- **Yönerge 1**
Çocuk istismarı metninin "Çocuk istismarı 4" ile başlayıp "görülebilmektedir (Pişi, 2013)." ile biten kısmını, "okuldan kaçma" ifadesini "okul devamsızlığı" olarak yeniden adlandırarak tekrar yazınız.
--- Belge Bölümü ---
Çocuk istismarı ve ihmali, ebeveyn ya da bakıcı tarafından çocuğa yapılan, toplumsal kurallar ve profesyonel kişilerce hasar verici olarak nitelendirilen, çocuğun gelişimini engelleyen ya da kısıtlayan eylem ve eylemsizliklerin tümüdür. Bunların sonucu olarak çocuğun fiziksel, ruhsal, cinsel ya da sosyal açıdan zarar görmesi, sağlık ve güvenliğinin tehlikeye girmesi söz konusudur. İhmal ise temel ihtiyaçlarının ebeveyn ya da çocuğa bakma ile sorumlu olan kişiler tarafından, daha geniş anlamı ile sosyal devlet tarafından karşılanmaması anlamına gelmektedir. Çocuk istismar ve ihmali günümüze yaklaştıkça artmış olduğu görülmektedir. Bu ihmal ve istismar hakkında çocuklar ve aileler öncelikli olarak bilgilendirilmeli sonrasında toplum bu konu hakkında eğitilmelidir.
Çocuk istismarı 4 grupta incelenebilir: Fiziksel istismar, cinsel istismar, duygusal istismar ve ekonomik istismar.
Fiziksel İstismar
Çocuğun kaza dışında farklı nedenlerle yaralanması veya ailesi tarafından yeterince dikkat edilmediğinde ortaya çıkan yaralanmaları kapsar. Çocuklarda kazalar sık görülmekle birlikte, yaşa uygun olmayan, kendi kendine olma olasılığı çok düşük olan hasarlarda istismardan şüphelenmek gerekir. Örneğin çocukta oluşan büyük yaralanmalar, yanıklar gibi durumlar örnek verilebilir. Fiziksel istismar çocuğun gururunu zedeler. Çocuğun gelişimini sekteye uğratırken, fiziksel hasarların yanında psikolojik hasarlar da meydana getirir. Bu çocuklarda ileriki yaşlarda, madde veya alkol bağımlısı olma, hırsızlık yapma, yalan söyleme ve okuldan kaçma gibi olumsuz davranışlar görülebilmektedir (Pişi, 2013).
Cinsel İstismar
Psiko-sosyal gelişimini tamamlamamış ve yaşı 18’ den küçük olan bir çocuğun kendinde büyük bir yetişkin tarafından cinsel yönden kullanılmasıdır. On sekiz yaşına kadar kız çocukların %12- 25’inin, erkek çocukların ise %8-10’unun istismara uğradığı saptanmıştır. (Kara ve diğerleri, 2005) Cinsel istismar da çocukta psikolojik hasarlar meydana getirmektedir. Cinsel istismara uğrayan çocuk sessizleşir, içine kapanır. Çocuklara hem aile tarafından hem de okullarda psikolojik danışmanlar tarafından mahremiyet eğitimi verilmesi bu konuda önleyici olmaya yardımcıdır diyebiliriz.
--- Verilen Satırlar ---
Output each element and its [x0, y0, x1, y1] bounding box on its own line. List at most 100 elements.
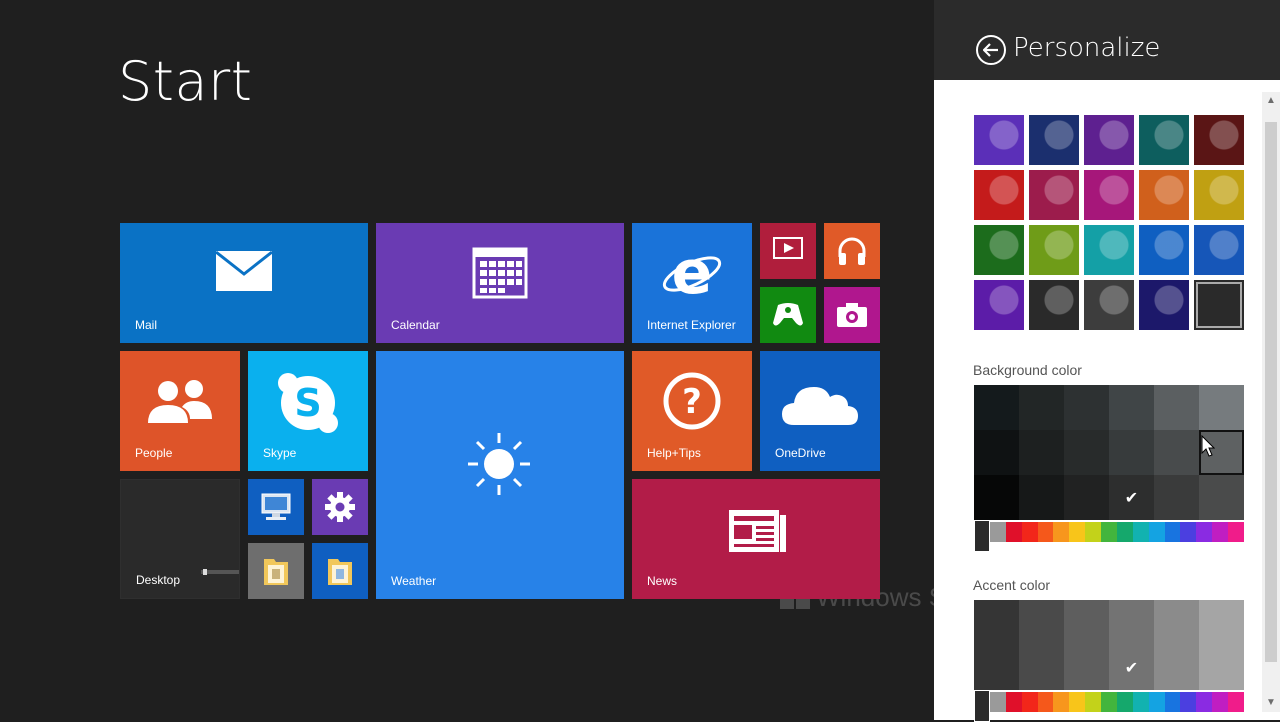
hue-segment[interactable] — [1037, 692, 1054, 712]
tile-onedrive[interactable]: OneDrive — [760, 351, 880, 471]
tile-video[interactable] — [760, 223, 816, 279]
pattern-option[interactable] — [1139, 225, 1189, 275]
tile-file-explorer-2[interactable] — [312, 543, 368, 599]
accent-color-swatch[interactable] — [1064, 645, 1109, 690]
hue-segment[interactable] — [1148, 692, 1165, 712]
hue-segment[interactable] — [1212, 522, 1228, 542]
background-color-swatch[interactable] — [974, 430, 1019, 475]
pattern-option[interactable] — [1139, 170, 1189, 220]
hue-segment[interactable] — [1116, 692, 1133, 712]
hue-segment[interactable] — [1085, 692, 1101, 712]
background-color-swatch[interactable] — [1154, 475, 1199, 520]
tile-skype[interactable]: S Skype — [248, 351, 368, 471]
hue-segment[interactable] — [1212, 692, 1228, 712]
background-color-swatch[interactable]: ✔ — [1109, 475, 1154, 520]
hue-segment[interactable] — [1005, 522, 1022, 542]
pattern-option[interactable] — [1084, 225, 1134, 275]
hue-segment[interactable] — [1196, 522, 1213, 542]
hue-segment[interactable] — [1228, 522, 1244, 542]
tile-calendar[interactable]: Calendar — [376, 223, 624, 343]
accent-color-swatch[interactable] — [1154, 645, 1199, 690]
hue-segment[interactable] — [1132, 692, 1149, 712]
hue-segment[interactable] — [989, 692, 1006, 712]
accent-color-swatch[interactable] — [1199, 645, 1244, 690]
pattern-option[interactable] — [1084, 170, 1134, 220]
hue-segment[interactable] — [1021, 692, 1038, 712]
tile-news[interactable]: News — [632, 479, 880, 599]
pattern-option[interactable] — [1084, 115, 1134, 165]
background-color-swatch[interactable] — [1064, 385, 1109, 430]
tile-file-explorer[interactable] — [248, 543, 304, 599]
accent-color-swatch[interactable] — [1064, 600, 1109, 645]
tile-mail[interactable]: Mail — [120, 223, 368, 343]
hue-segment[interactable] — [1053, 522, 1070, 542]
hue-segment[interactable] — [1196, 692, 1213, 712]
pattern-option[interactable] — [1084, 280, 1134, 330]
accent-color-swatch[interactable] — [1019, 645, 1064, 690]
background-color-swatch[interactable] — [1199, 475, 1244, 520]
background-color-swatch[interactable] — [1019, 385, 1064, 430]
background-color-swatch[interactable] — [1064, 430, 1109, 475]
background-color-swatch[interactable] — [1109, 385, 1154, 430]
background-color-swatch[interactable] — [1019, 475, 1064, 520]
background-color-swatch[interactable] — [974, 385, 1019, 430]
background-color-swatch[interactable] — [1109, 430, 1154, 475]
hue-segment[interactable] — [1180, 522, 1197, 542]
hue-segment[interactable] — [1116, 522, 1133, 542]
background-color-swatch[interactable] — [1199, 385, 1244, 430]
scroll-thumb[interactable] — [1265, 122, 1277, 662]
accent-hue-handle[interactable] — [974, 690, 990, 722]
tile-desktop[interactable]: Desktop — [120, 479, 240, 599]
background-color-swatch[interactable] — [1154, 385, 1199, 430]
hue-segment[interactable] — [1069, 522, 1086, 542]
hue-segment[interactable] — [1005, 692, 1022, 712]
panel-scrollbar[interactable]: ▲ ▼ — [1262, 92, 1280, 712]
tile-people[interactable]: People — [120, 351, 240, 471]
pattern-option[interactable] — [1139, 115, 1189, 165]
pattern-option[interactable] — [1029, 170, 1079, 220]
scroll-up-arrow-icon[interactable]: ▲ — [1262, 92, 1280, 110]
back-button[interactable] — [976, 35, 1006, 65]
hue-segment[interactable] — [1148, 522, 1165, 542]
hue-segment[interactable] — [1085, 522, 1101, 542]
tile-music[interactable] — [824, 223, 880, 279]
hue-segment[interactable] — [1180, 692, 1197, 712]
tile-pc-settings[interactable] — [312, 479, 368, 535]
hue-segment[interactable] — [1164, 692, 1181, 712]
pattern-option[interactable] — [1194, 280, 1244, 330]
hue-segment[interactable] — [1101, 522, 1117, 542]
accent-color-swatch[interactable] — [1199, 600, 1244, 645]
hue-segment[interactable] — [1053, 692, 1070, 712]
hue-segment[interactable] — [1101, 692, 1117, 712]
tile-help-tips[interactable]: ? Help+Tips — [632, 351, 752, 471]
accent-hue-slider[interactable] — [974, 692, 1244, 712]
hue-segment[interactable] — [1132, 522, 1149, 542]
accent-color-swatch[interactable] — [1154, 600, 1199, 645]
hue-segment[interactable] — [1164, 522, 1181, 542]
hue-segment[interactable] — [989, 522, 1006, 542]
background-color-swatch[interactable] — [974, 475, 1019, 520]
pattern-option[interactable] — [974, 170, 1024, 220]
hue-segment[interactable] — [1228, 692, 1244, 712]
hue-segment[interactable] — [1037, 522, 1054, 542]
pattern-option[interactable] — [1029, 280, 1079, 330]
tile-weather[interactable]: Weather — [376, 351, 624, 599]
background-hue-handle[interactable] — [974, 520, 990, 552]
tile-this-pc[interactable] — [248, 479, 304, 535]
background-color-swatch[interactable] — [1154, 430, 1199, 475]
background-color-swatch[interactable] — [1064, 475, 1109, 520]
pattern-option[interactable] — [1139, 280, 1189, 330]
pattern-option[interactable] — [1029, 115, 1079, 165]
background-hue-slider[interactable] — [974, 522, 1244, 542]
tile-games[interactable] — [760, 287, 816, 343]
scroll-down-arrow-icon[interactable]: ▼ — [1262, 694, 1280, 712]
accent-color-swatch[interactable] — [974, 600, 1019, 645]
background-color-swatch[interactable] — [1019, 430, 1064, 475]
accent-color-swatch[interactable] — [974, 645, 1019, 690]
tile-internet-explorer[interactable]: e Internet Explorer — [632, 223, 752, 343]
hue-segment[interactable] — [1069, 692, 1086, 712]
accent-color-swatch[interactable] — [1109, 600, 1154, 645]
hue-segment[interactable] — [1021, 522, 1038, 542]
pattern-option[interactable] — [1194, 170, 1244, 220]
pattern-option[interactable] — [974, 225, 1024, 275]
---
- **Yönerge 2**
Verilen satırlarda "hue-segment[interactable] — [1037, 692, 1054, 712]" içeren satırla başlayıp "tile-file-explorer-2[interactable] — [312, 543, 368, 599]" içeren satırla biten bölümü, iki uç da dâhil olmak üzere ve boş satırlar atlanarak, "Sıra" ile "İçerik" sütunlarından oluşan bir Markdown tablosu olarak düzenleyiniz.

- **Çözüm 1**
Çocuk istismarı 4 grupta incelenebilir: Fiziksel istismar, cinsel istismar, duygusal istismar ve ekonomik istismar.
Fiziksel İstismar
Çocuğun kaza dışında farklı nedenlerle yaralanması veya ailesi tarafından yeterince dikkat edilmediğinde ortaya çıkan yaralanmaları kapsar. Çocuklarda kazalar sık görülmekle birlikte, yaşa uygun olmayan, kendi kendine olma olasılığı çok düşük olan hasarlarda istismardan şüphelenmek gerekir. Örneğin çocukta oluşan büyük yaralanmalar, yanıklar gibi durumlar örnek verilebilir. Fiziksel istismar çocuğun gururunu zedeler. Çocuğun gelişimini sekteye uğratırken, fiziksel hasarların yanında psikolojik hasarlar da meydana getirir. Bu çocuklarda ileriki yaşlarda, madde veya alkol bağımlısı olma, hırsızlık yapma, yalan söyleme ve okul devamsızlığı gibi olumsuz davranışlar görülebilmektedir (Pişi, 2013).

- **Çözüm 2**
| Sıra | İçerik |
|---|---|
| 1 | hue-segment[interactable] — [1037, 692, 1054, 712] |
| 2 | tile-onedrive[interactable]: OneDrive — [760, 351, 880, 471] |
| 3 | tile-video[interactable] — [760, 223, 816, 279] |
| 4 | pattern-option[interactable] — [1139, 225, 1189, 275] |
| 5 | tile-file-explorer-2[interactable] — [312, 543, 368, 599] |